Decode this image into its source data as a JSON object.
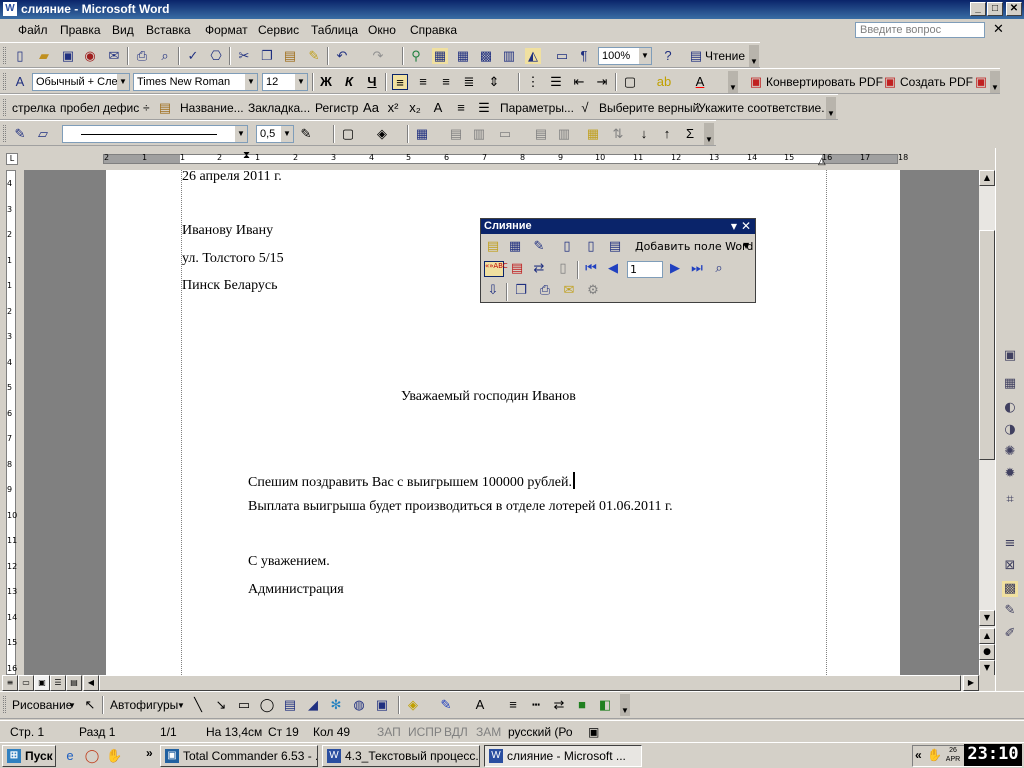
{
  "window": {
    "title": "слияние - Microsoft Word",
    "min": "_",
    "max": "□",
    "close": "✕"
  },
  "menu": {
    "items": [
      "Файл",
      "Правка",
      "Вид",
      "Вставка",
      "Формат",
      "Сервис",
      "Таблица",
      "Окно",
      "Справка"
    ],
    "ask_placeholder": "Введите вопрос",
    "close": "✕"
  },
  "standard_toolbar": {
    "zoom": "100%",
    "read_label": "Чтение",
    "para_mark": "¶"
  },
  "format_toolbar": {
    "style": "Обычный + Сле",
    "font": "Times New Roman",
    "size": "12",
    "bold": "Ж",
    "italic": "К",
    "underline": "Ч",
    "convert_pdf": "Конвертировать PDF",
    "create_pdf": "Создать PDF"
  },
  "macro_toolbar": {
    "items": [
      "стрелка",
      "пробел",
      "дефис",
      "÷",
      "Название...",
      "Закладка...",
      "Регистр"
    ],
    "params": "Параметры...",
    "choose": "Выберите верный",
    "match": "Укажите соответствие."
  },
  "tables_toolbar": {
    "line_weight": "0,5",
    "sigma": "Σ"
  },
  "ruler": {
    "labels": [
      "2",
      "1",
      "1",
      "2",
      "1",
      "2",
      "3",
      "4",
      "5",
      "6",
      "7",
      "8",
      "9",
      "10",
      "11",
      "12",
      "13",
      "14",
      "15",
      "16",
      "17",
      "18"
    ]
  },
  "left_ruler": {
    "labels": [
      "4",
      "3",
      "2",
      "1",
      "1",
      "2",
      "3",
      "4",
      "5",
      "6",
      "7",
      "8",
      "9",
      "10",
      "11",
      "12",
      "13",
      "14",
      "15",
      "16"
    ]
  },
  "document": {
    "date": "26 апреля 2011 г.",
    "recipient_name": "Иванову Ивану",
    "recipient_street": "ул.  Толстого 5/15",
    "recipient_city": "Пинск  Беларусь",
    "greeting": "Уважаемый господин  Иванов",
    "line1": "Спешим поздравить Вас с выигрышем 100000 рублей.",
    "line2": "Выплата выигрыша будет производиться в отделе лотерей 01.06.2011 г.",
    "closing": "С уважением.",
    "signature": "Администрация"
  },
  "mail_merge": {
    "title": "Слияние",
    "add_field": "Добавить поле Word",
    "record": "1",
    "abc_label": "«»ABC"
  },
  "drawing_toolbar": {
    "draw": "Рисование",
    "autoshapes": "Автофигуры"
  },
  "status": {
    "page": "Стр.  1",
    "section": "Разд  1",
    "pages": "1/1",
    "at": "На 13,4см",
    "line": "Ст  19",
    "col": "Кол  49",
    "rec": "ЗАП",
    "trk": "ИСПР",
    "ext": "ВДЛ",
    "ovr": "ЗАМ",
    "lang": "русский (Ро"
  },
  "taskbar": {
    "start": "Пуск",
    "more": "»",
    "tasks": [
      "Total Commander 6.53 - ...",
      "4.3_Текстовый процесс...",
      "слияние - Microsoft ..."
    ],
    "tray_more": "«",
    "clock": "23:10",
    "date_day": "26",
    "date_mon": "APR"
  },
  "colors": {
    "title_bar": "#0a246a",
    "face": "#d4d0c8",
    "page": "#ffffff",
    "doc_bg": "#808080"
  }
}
+---+
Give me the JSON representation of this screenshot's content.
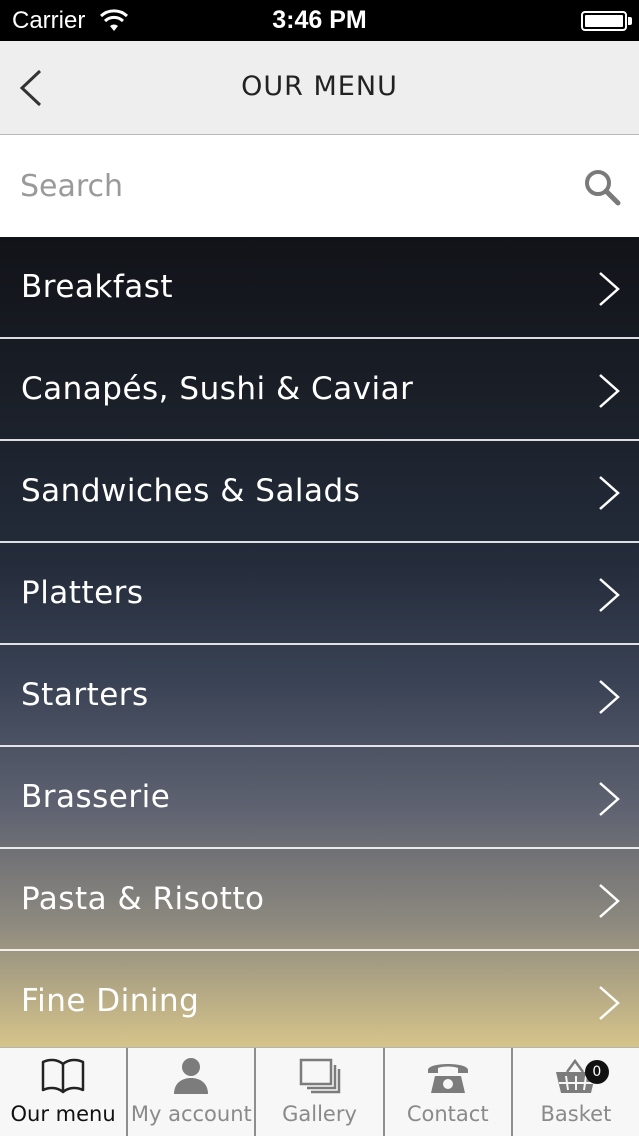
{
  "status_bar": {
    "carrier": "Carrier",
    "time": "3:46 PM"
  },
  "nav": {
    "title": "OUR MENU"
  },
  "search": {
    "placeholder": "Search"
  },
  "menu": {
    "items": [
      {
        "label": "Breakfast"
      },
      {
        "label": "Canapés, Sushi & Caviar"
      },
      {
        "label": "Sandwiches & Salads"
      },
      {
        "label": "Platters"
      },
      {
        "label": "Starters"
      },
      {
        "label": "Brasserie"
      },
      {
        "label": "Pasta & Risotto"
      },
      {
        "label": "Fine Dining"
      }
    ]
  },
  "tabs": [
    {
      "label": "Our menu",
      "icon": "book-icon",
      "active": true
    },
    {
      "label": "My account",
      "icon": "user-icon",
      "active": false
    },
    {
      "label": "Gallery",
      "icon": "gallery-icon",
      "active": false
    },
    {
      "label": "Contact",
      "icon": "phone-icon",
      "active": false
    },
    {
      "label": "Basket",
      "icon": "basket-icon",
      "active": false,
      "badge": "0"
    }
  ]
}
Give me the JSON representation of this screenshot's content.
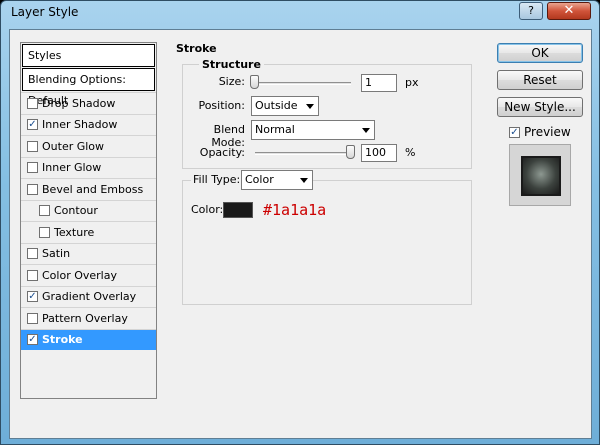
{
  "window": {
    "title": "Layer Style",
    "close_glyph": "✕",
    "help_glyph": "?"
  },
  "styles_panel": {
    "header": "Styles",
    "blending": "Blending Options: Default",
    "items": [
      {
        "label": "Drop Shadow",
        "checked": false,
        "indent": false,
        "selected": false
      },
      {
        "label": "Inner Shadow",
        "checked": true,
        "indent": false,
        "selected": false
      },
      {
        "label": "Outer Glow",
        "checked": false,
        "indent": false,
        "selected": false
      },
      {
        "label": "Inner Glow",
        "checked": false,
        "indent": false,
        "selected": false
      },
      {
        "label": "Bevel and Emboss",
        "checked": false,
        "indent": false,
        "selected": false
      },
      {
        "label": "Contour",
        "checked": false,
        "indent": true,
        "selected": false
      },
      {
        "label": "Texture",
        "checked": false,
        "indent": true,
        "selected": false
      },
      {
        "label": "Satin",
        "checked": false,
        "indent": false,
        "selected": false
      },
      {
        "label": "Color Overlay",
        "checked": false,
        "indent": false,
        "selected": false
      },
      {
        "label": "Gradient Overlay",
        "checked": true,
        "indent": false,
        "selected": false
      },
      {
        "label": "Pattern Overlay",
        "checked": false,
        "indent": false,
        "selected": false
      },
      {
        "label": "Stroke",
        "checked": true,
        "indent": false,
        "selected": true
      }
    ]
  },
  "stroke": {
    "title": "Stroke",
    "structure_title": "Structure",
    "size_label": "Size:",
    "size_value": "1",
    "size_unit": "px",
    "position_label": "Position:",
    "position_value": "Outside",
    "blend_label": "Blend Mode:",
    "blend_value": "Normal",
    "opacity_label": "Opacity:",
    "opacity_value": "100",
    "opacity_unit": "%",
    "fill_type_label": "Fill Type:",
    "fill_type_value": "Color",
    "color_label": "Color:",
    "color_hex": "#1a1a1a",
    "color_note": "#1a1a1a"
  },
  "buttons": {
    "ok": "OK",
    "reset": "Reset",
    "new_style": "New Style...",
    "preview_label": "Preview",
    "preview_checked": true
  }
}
+---+
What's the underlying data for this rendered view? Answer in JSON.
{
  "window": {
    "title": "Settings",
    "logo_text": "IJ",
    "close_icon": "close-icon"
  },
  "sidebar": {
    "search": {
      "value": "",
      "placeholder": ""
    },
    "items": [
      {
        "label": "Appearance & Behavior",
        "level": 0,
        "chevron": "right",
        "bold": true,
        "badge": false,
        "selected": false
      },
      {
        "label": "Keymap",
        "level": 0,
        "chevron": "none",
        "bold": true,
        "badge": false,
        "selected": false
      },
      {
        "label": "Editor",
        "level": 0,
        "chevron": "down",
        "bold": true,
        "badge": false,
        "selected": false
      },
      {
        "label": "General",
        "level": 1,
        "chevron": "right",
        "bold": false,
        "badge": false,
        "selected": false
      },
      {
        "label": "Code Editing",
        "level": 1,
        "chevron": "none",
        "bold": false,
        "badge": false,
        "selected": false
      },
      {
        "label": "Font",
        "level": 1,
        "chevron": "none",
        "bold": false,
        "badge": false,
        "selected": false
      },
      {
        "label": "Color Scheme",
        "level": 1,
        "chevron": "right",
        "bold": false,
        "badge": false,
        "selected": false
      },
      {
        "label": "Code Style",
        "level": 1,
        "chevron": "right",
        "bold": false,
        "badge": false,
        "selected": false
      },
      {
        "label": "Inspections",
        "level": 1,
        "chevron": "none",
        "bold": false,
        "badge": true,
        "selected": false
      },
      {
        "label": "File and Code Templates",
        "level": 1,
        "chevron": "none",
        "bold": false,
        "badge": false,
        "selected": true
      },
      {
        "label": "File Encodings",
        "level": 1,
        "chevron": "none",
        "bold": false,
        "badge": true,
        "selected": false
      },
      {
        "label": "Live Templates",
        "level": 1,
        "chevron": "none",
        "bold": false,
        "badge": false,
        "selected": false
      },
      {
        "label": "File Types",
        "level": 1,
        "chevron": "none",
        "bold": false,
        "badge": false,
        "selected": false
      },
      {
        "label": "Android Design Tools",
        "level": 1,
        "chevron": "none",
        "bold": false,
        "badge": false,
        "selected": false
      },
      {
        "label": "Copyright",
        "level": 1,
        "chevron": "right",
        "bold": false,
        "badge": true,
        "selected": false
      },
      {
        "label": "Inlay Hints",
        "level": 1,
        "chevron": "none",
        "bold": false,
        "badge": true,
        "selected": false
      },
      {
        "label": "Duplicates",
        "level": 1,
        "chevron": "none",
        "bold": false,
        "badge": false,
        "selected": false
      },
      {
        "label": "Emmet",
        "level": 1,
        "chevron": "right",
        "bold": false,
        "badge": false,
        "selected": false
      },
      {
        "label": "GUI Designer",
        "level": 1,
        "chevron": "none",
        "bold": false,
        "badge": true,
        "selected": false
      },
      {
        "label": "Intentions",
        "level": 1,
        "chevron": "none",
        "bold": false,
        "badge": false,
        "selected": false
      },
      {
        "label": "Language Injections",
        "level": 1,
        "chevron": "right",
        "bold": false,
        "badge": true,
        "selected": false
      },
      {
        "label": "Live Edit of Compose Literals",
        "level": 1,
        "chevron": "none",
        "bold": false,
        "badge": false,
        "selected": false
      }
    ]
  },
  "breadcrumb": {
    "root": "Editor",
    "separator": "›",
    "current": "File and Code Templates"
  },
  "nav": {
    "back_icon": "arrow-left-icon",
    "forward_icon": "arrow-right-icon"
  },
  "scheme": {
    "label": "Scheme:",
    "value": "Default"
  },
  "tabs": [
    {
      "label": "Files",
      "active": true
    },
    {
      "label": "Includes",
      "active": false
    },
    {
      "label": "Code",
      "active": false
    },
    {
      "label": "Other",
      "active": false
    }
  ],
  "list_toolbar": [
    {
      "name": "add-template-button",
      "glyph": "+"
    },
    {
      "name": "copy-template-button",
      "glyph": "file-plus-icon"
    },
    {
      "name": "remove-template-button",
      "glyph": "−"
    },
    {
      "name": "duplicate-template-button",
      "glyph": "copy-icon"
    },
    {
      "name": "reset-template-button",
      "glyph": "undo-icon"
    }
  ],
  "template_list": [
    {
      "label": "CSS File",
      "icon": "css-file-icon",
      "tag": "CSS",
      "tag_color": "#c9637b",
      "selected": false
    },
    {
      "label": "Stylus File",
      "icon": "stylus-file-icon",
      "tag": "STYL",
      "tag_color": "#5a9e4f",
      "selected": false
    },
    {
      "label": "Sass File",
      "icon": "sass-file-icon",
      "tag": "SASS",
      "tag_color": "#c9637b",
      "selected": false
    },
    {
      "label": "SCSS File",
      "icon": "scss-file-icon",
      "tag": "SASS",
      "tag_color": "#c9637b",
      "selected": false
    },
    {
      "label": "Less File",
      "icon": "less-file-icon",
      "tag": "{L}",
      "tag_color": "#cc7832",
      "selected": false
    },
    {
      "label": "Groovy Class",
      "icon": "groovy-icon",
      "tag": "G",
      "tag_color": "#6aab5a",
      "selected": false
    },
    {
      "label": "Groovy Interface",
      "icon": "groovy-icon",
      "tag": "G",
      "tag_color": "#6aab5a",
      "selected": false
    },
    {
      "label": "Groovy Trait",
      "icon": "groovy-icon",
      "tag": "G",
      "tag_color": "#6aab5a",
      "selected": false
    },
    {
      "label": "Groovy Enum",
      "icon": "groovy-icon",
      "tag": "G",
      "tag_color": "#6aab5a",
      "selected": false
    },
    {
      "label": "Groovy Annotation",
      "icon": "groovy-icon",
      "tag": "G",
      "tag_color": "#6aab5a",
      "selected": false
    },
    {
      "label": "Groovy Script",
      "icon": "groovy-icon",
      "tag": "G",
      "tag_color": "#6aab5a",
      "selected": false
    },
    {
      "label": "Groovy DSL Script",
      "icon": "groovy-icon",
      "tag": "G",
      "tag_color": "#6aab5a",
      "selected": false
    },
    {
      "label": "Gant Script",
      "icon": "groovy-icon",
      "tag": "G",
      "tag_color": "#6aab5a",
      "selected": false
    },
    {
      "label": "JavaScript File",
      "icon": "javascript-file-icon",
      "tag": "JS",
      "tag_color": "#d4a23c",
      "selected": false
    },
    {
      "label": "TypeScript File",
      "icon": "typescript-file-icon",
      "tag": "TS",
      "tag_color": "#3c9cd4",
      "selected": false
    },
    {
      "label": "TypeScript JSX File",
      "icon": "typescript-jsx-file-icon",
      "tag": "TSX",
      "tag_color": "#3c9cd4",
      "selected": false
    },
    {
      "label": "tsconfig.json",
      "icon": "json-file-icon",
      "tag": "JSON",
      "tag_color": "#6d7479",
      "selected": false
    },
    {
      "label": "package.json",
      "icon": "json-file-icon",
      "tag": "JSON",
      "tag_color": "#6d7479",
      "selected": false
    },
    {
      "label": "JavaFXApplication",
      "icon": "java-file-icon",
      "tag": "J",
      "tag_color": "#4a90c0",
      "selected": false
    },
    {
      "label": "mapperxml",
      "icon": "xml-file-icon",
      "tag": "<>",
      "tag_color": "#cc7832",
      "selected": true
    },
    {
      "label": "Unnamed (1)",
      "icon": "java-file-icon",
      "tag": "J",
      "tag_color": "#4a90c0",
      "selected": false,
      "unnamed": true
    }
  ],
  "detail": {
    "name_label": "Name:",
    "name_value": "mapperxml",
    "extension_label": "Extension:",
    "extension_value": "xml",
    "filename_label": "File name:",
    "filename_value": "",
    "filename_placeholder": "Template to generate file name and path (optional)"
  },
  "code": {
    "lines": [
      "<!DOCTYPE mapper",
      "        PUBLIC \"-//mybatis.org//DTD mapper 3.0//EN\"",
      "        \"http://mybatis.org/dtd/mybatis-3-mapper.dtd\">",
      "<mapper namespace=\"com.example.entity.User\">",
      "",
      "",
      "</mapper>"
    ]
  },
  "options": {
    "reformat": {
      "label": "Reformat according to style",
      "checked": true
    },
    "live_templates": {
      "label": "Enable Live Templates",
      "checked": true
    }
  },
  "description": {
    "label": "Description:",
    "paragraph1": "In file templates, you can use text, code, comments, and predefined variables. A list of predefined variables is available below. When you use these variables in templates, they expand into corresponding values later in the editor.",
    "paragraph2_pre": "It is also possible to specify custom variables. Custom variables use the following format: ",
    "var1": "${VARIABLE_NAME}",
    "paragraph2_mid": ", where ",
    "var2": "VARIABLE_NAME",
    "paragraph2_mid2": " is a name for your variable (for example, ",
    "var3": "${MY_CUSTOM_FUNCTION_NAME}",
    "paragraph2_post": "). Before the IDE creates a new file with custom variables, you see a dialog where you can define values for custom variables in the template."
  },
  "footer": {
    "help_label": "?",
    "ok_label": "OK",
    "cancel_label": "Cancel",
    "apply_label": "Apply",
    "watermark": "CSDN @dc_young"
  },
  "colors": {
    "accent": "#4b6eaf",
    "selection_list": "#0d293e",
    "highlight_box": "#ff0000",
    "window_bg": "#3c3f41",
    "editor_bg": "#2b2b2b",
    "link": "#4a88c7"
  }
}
+---+
Short exercise:
Point out every line holding the string "mapperxml" and copy it.

Worked answer:
      "label": "mapperxml",
    "name_value": "mapperxml",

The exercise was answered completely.